**Rows from a dataset:**
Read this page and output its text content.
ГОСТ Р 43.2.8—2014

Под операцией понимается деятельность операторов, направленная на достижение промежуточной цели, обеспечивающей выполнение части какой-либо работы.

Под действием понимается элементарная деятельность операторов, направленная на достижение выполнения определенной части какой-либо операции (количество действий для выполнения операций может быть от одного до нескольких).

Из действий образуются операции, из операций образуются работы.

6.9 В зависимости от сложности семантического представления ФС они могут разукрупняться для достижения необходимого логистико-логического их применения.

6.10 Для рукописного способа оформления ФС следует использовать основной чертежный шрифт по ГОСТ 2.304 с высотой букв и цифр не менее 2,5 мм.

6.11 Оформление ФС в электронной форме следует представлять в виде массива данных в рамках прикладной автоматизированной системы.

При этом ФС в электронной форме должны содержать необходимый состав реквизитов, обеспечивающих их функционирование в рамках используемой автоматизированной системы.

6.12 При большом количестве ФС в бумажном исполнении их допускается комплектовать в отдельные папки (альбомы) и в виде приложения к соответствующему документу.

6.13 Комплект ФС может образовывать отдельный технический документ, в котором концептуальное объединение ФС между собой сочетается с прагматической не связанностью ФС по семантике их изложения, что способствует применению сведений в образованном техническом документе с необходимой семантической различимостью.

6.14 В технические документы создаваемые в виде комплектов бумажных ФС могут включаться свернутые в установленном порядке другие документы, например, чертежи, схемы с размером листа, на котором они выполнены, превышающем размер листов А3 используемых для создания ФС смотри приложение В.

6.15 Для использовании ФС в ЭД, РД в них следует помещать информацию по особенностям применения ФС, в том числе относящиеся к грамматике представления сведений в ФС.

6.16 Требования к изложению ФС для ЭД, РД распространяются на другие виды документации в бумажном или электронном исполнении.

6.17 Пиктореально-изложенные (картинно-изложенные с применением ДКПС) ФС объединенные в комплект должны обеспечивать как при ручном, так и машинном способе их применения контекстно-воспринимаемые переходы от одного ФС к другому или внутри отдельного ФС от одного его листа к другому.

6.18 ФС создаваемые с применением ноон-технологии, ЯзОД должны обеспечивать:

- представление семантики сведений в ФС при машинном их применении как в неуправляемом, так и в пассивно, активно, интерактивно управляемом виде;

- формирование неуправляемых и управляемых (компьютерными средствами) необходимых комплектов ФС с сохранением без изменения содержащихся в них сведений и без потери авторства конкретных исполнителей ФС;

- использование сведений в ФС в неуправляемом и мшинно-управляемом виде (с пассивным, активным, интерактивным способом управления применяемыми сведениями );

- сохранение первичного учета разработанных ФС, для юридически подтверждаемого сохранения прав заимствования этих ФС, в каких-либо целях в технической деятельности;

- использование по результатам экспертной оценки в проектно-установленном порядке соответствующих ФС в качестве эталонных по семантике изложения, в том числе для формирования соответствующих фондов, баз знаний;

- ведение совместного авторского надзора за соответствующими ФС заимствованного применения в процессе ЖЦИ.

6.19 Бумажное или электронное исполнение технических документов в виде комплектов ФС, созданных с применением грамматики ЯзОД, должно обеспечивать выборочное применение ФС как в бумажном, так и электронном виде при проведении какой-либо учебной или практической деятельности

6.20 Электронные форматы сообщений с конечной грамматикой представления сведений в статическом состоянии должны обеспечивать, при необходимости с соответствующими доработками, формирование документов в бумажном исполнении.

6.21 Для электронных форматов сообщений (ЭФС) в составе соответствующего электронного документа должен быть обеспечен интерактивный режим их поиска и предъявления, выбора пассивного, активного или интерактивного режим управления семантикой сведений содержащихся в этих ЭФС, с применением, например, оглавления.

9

**What to produce:** Copy each line that contains the word "одного".

**Task output:**
Под действием понимается элементарная деятельность операторов, направленная на достижение выполнения определенной части какой-либо операции (количество действий для выполнения операций может быть от одного до нескольких).
6.17 Пиктореально-изложенные (картинно-изложенные с применением ДКПС) ФС объединенные в комплект должны обеспечивать как при ручном, так и машинном способе их применения контекстно-воспринимаемые переходы от одного ФС к другому или внутри отдельного ФС от одного его листа к другому.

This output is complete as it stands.